Determine which lines contain the word "mortgages", then copy those lines.

╭─ DATA

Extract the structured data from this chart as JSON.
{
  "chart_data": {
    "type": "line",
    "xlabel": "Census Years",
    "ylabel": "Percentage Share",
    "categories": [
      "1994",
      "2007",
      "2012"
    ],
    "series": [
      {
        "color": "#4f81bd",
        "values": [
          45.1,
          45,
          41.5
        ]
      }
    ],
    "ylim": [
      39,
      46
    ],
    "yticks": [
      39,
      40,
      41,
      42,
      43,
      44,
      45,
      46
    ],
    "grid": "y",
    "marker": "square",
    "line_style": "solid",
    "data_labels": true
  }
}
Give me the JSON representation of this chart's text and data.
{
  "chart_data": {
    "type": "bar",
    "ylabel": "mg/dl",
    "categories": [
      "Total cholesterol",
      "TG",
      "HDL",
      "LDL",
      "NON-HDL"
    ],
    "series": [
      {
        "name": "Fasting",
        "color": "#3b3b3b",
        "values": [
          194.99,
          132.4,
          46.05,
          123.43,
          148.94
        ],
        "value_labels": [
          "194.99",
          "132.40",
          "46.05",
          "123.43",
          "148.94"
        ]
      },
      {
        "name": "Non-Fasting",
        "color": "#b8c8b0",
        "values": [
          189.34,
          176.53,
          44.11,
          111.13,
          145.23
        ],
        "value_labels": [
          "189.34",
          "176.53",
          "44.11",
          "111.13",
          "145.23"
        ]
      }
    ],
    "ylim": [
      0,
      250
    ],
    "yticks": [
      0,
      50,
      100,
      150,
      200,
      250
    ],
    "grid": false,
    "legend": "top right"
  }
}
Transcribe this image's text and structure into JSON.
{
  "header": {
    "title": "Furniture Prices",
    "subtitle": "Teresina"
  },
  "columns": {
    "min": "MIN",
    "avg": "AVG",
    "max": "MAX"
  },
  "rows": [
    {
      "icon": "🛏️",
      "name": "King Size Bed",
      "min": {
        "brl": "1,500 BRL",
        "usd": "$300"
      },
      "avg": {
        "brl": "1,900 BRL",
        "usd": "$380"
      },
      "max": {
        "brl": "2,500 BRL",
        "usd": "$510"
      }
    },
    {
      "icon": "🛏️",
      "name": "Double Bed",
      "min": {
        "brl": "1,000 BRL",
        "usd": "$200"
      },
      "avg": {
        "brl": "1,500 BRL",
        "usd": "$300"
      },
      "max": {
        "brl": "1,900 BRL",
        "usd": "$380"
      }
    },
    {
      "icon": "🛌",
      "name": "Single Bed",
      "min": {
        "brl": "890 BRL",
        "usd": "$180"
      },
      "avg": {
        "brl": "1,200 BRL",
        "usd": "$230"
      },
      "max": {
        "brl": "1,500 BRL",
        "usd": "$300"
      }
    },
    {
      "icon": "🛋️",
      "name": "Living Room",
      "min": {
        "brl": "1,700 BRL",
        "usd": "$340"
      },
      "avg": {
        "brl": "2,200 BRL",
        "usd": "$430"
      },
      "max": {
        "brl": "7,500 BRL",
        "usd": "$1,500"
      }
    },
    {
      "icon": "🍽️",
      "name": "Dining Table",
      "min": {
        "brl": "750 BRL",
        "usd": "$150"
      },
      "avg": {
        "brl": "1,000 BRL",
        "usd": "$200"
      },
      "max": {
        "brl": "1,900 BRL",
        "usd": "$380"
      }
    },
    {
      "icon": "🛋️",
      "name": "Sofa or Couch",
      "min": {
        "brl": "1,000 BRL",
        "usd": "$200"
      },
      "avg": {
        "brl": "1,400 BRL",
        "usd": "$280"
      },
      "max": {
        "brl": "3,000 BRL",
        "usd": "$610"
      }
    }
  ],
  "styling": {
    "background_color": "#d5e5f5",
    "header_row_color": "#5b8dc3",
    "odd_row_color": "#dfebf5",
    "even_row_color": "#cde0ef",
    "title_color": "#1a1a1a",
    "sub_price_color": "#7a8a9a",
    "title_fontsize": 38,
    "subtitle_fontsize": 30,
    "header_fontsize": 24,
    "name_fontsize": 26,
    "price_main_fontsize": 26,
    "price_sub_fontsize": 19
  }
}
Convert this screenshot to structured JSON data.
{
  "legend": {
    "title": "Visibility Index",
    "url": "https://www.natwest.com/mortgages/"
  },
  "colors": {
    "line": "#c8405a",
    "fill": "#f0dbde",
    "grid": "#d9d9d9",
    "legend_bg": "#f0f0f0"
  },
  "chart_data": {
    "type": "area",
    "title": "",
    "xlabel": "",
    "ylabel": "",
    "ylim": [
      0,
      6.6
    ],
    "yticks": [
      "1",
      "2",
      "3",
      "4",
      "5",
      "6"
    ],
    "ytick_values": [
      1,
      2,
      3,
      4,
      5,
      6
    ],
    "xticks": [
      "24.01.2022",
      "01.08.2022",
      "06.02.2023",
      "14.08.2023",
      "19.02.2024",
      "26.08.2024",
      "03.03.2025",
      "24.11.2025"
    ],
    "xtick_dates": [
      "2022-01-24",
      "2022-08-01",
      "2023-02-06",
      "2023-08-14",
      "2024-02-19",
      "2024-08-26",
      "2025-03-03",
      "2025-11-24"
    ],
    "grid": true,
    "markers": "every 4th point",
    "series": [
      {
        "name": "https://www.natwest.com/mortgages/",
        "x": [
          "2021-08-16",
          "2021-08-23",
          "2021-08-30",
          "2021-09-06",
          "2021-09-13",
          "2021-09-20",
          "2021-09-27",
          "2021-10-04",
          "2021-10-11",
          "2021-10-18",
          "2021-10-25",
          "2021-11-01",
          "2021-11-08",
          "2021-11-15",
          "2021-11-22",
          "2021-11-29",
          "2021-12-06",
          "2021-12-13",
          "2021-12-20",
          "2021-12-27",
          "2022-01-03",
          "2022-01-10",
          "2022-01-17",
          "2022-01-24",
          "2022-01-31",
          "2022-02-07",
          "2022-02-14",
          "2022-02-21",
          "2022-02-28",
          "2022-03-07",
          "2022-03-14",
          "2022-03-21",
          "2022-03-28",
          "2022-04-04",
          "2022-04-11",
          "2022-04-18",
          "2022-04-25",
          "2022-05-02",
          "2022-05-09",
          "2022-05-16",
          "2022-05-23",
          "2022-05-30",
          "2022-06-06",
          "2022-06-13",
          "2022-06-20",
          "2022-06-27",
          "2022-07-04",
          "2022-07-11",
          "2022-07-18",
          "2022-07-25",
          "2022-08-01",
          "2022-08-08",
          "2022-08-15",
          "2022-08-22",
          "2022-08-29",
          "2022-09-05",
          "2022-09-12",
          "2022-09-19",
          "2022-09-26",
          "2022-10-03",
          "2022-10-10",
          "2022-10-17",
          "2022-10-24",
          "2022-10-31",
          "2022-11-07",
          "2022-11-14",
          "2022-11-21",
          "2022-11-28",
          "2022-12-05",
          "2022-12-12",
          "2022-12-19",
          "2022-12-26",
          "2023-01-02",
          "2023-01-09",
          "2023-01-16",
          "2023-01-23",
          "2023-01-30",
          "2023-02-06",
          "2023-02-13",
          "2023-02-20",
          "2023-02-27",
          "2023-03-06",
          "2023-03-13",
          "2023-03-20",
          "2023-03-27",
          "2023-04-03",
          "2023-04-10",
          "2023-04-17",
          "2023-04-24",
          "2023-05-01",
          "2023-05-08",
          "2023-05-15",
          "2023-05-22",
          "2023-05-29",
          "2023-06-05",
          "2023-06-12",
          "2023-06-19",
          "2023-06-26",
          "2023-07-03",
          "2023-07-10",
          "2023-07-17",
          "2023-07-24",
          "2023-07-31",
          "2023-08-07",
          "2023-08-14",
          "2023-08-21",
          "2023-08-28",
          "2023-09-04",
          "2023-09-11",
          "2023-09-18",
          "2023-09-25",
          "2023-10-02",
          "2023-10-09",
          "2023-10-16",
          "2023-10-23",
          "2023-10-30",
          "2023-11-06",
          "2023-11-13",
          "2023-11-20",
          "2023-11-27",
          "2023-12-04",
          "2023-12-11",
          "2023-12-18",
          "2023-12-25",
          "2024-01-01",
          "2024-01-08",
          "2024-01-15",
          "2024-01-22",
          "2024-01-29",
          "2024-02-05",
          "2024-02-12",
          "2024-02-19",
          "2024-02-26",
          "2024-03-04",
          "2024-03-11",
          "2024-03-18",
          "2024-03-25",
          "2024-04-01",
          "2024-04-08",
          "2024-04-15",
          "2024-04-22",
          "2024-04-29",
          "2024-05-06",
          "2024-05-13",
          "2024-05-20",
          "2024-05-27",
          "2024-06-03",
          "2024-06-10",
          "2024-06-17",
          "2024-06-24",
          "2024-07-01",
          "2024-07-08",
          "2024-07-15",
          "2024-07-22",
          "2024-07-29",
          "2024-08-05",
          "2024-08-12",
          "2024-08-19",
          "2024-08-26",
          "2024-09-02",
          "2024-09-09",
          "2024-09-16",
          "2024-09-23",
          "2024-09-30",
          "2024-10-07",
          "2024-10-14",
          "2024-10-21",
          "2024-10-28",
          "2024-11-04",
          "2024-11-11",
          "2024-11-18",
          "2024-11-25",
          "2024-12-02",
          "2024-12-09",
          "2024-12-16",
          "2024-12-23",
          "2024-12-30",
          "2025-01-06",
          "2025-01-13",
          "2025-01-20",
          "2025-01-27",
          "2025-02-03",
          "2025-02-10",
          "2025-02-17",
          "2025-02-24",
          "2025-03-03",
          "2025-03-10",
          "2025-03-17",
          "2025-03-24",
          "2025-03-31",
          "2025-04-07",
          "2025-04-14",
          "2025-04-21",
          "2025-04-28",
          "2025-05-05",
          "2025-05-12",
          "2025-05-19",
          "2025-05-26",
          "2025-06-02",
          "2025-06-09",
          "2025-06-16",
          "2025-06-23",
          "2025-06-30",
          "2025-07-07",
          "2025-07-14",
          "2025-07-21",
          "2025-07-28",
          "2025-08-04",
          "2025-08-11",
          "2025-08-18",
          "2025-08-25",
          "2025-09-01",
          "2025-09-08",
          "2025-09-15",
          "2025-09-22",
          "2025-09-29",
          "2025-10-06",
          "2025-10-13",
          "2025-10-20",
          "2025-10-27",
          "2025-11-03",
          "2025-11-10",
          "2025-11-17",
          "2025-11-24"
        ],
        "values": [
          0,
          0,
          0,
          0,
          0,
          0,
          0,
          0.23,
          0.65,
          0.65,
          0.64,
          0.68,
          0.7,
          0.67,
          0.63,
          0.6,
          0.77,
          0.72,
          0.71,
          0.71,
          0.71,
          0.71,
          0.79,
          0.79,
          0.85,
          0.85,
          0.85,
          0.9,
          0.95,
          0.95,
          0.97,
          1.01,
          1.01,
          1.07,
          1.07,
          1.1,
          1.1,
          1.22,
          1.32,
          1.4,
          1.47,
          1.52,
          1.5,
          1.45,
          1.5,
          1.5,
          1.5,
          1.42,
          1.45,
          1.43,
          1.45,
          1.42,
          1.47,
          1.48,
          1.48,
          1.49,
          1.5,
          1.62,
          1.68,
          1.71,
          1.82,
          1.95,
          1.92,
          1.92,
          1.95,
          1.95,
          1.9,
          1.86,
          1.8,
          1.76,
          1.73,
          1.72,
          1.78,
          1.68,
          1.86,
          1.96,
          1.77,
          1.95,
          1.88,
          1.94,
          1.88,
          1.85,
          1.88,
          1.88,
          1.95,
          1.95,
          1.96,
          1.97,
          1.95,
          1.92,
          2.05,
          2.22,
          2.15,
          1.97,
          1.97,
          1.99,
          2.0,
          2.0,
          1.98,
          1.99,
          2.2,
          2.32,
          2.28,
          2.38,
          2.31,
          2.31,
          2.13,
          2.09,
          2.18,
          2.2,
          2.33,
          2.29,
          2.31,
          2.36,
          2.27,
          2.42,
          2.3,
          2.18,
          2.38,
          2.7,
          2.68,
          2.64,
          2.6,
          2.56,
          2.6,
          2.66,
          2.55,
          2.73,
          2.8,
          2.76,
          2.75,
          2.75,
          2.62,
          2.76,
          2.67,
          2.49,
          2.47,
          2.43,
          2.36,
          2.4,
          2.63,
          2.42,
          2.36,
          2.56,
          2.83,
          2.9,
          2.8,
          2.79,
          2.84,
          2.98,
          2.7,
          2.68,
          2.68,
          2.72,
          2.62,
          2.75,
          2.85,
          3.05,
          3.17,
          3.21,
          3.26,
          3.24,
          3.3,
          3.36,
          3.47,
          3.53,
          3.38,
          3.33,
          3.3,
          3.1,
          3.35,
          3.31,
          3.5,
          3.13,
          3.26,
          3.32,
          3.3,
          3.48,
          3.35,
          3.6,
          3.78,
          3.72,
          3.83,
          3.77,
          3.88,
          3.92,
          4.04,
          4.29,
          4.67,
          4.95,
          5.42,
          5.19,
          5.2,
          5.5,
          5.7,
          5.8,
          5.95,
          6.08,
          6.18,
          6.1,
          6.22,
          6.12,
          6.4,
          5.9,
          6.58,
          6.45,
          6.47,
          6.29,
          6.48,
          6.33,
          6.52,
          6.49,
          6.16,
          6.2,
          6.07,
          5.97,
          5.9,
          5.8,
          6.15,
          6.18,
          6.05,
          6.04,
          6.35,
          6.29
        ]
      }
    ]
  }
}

╰─

[EXERCISE ANSWER]:
    "url": "https://www.natwest.com/mortgages/"
        "name": "https://www.natwest.com/mortgages/",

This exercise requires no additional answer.